Data items:
■ ■ ■ ■ ■ ■ ■
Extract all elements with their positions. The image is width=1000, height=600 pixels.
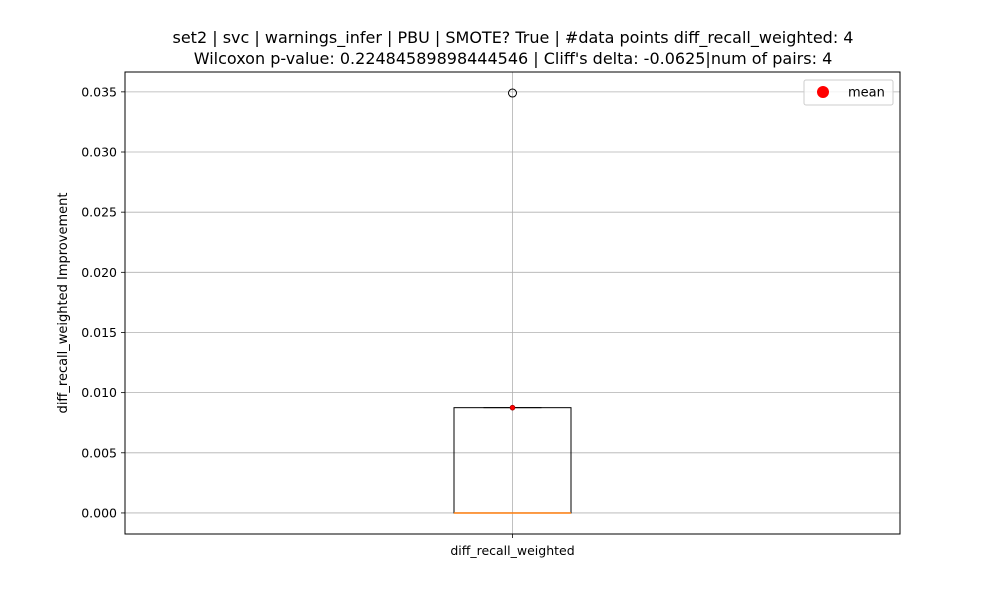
- title-line-1: set2 | svc | warnings_infer | PBU | SMOT…: [173, 28, 854, 48]
- outlier-point: [508, 88, 517, 98]
- legend-mean-marker: [817, 86, 829, 98]
- x-axis-ticks: diff_recall_weighted: [450, 534, 575, 558]
- legend-frame: [803, 79, 894, 106]
- y-tick-label: 0.005: [81, 445, 117, 460]
- y-tick-label: 0.020: [81, 265, 117, 280]
- y-tick-label: 0.030: [81, 145, 117, 160]
- legend-mean-label: mean: [848, 86, 885, 101]
- y-tick-label: 0.025: [81, 205, 117, 220]
- y-axis-ticks: 0.000 0.005 0.010 0.015 0.020 0.025 0.030 0.035: [81, 84, 125, 520]
- plot-frame: [124, 71, 901, 535]
- chart-title: set2 | svc | warnings_infer | PBU | SMOT…: [173, 28, 854, 68]
- mean-marker: [509, 404, 516, 411]
- grid-lines: [125, 72, 900, 534]
- legend: mean: [803, 79, 894, 106]
- y-tick-label: 0.035: [81, 84, 117, 99]
- title-line-2: Wilcoxon p-value: 0.22484589898444546 | …: [194, 49, 833, 68]
- x-tick-label: diff_recall_weighted: [450, 543, 574, 558]
- y-axis-label: diff_recall_weighted Improvement: [56, 193, 71, 414]
- y-tick-label: 0.010: [81, 385, 117, 400]
- y-tick-label: 0.015: [81, 325, 117, 340]
- y-tick-label: 0.000: [81, 505, 117, 520]
- box-plot: [453, 88, 572, 514]
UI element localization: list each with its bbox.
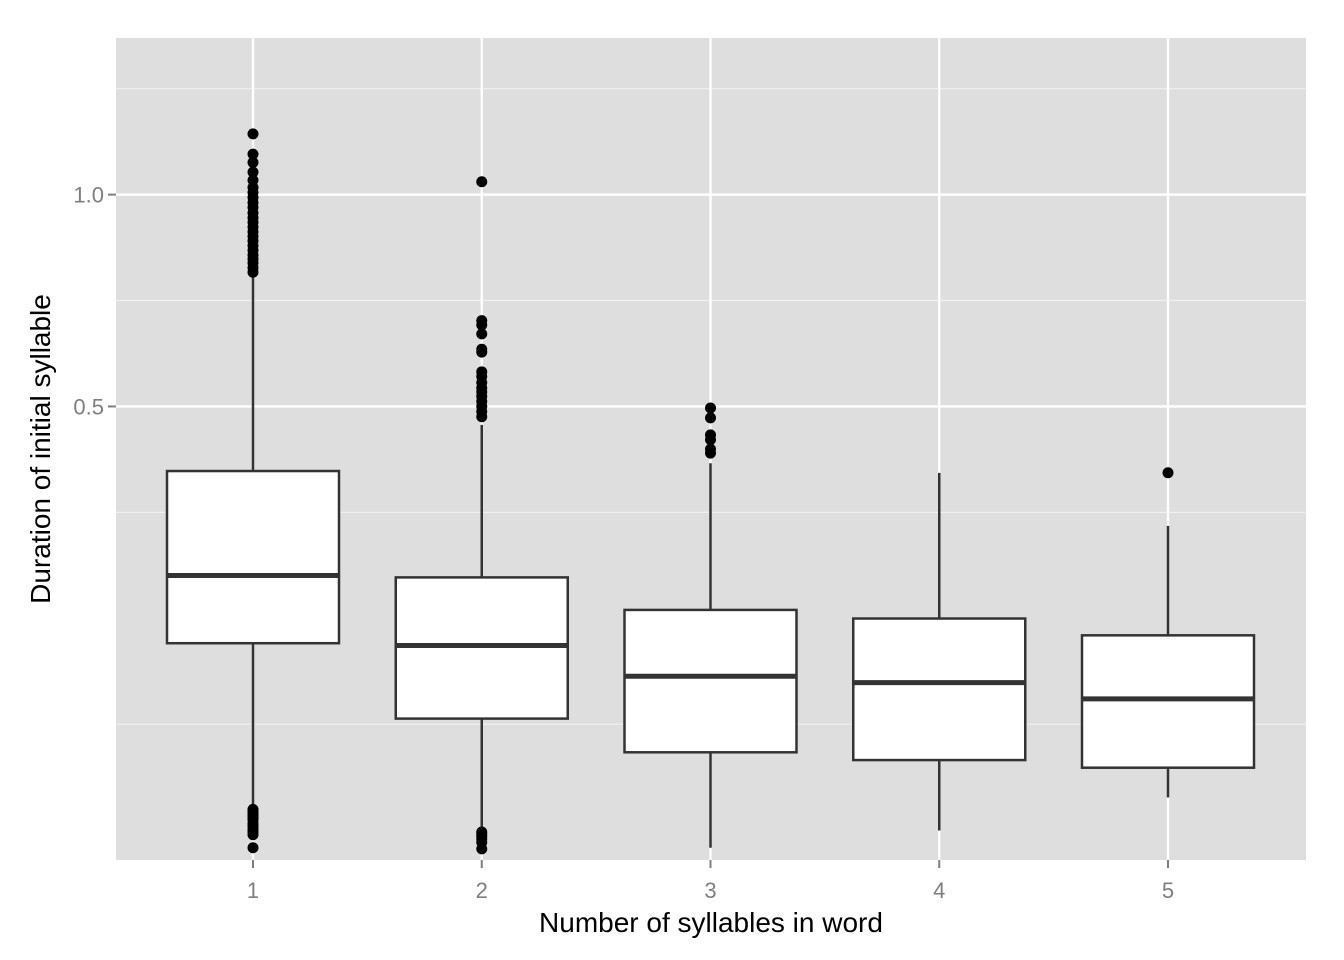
box-group-5 [1080, 467, 1256, 798]
x-tick-label: 1 [247, 878, 259, 903]
outlier-point [476, 411, 488, 423]
outlier-point [247, 156, 259, 168]
outlier-point [1162, 467, 1174, 479]
outlier-point [476, 346, 488, 358]
outlier-point [247, 829, 259, 841]
x-axis-title: Number of syllables in word [539, 907, 883, 938]
box [852, 617, 1027, 762]
outlier-point [247, 266, 259, 278]
outlier-point [476, 319, 488, 331]
x-tick-label: 2 [476, 878, 488, 903]
outlier-point [476, 176, 488, 188]
outlier-point [705, 434, 716, 446]
box-group-3 [623, 402, 798, 848]
outlier-point [705, 412, 716, 424]
y-axis: 0.5 1.0 [73, 183, 116, 419]
box [1080, 634, 1256, 769]
x-tick-label: 3 [704, 878, 716, 903]
outlier-point [476, 843, 488, 855]
box [165, 469, 341, 645]
box-series [165, 128, 1256, 855]
box-group-4 [852, 472, 1027, 831]
outlier-point [247, 166, 259, 178]
x-tick-label: 4 [933, 878, 945, 903]
outlier-point [247, 128, 259, 140]
outlier-point [705, 402, 716, 414]
x-tick-label: 5 [1162, 878, 1174, 903]
box-group-1 [165, 128, 341, 854]
outlier-point [247, 842, 259, 854]
box-group-2 [394, 176, 569, 855]
y-axis-title: Duration of initial syllable [25, 294, 56, 604]
y-tick-label: 0.5 [73, 394, 104, 419]
box [623, 608, 798, 754]
outlier-point [247, 148, 259, 160]
x-axis: 1 2 3 4 5 [247, 860, 1174, 903]
y-tick-label: 1.0 [73, 183, 104, 208]
outlier-point [705, 447, 716, 459]
outlier-point [476, 328, 488, 340]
■ ■ ■ ■ ■ ■ ■
Find every line in the records above that contains the string "group", matching case exactly, and copy each of those lines.

box-group-5 [1080, 467, 1256, 798]
box-group-3 [623, 402, 798, 848]
box-group-4 [852, 472, 1027, 831]
box-group-1 [165, 128, 341, 854]
box-group-2 [394, 176, 569, 855]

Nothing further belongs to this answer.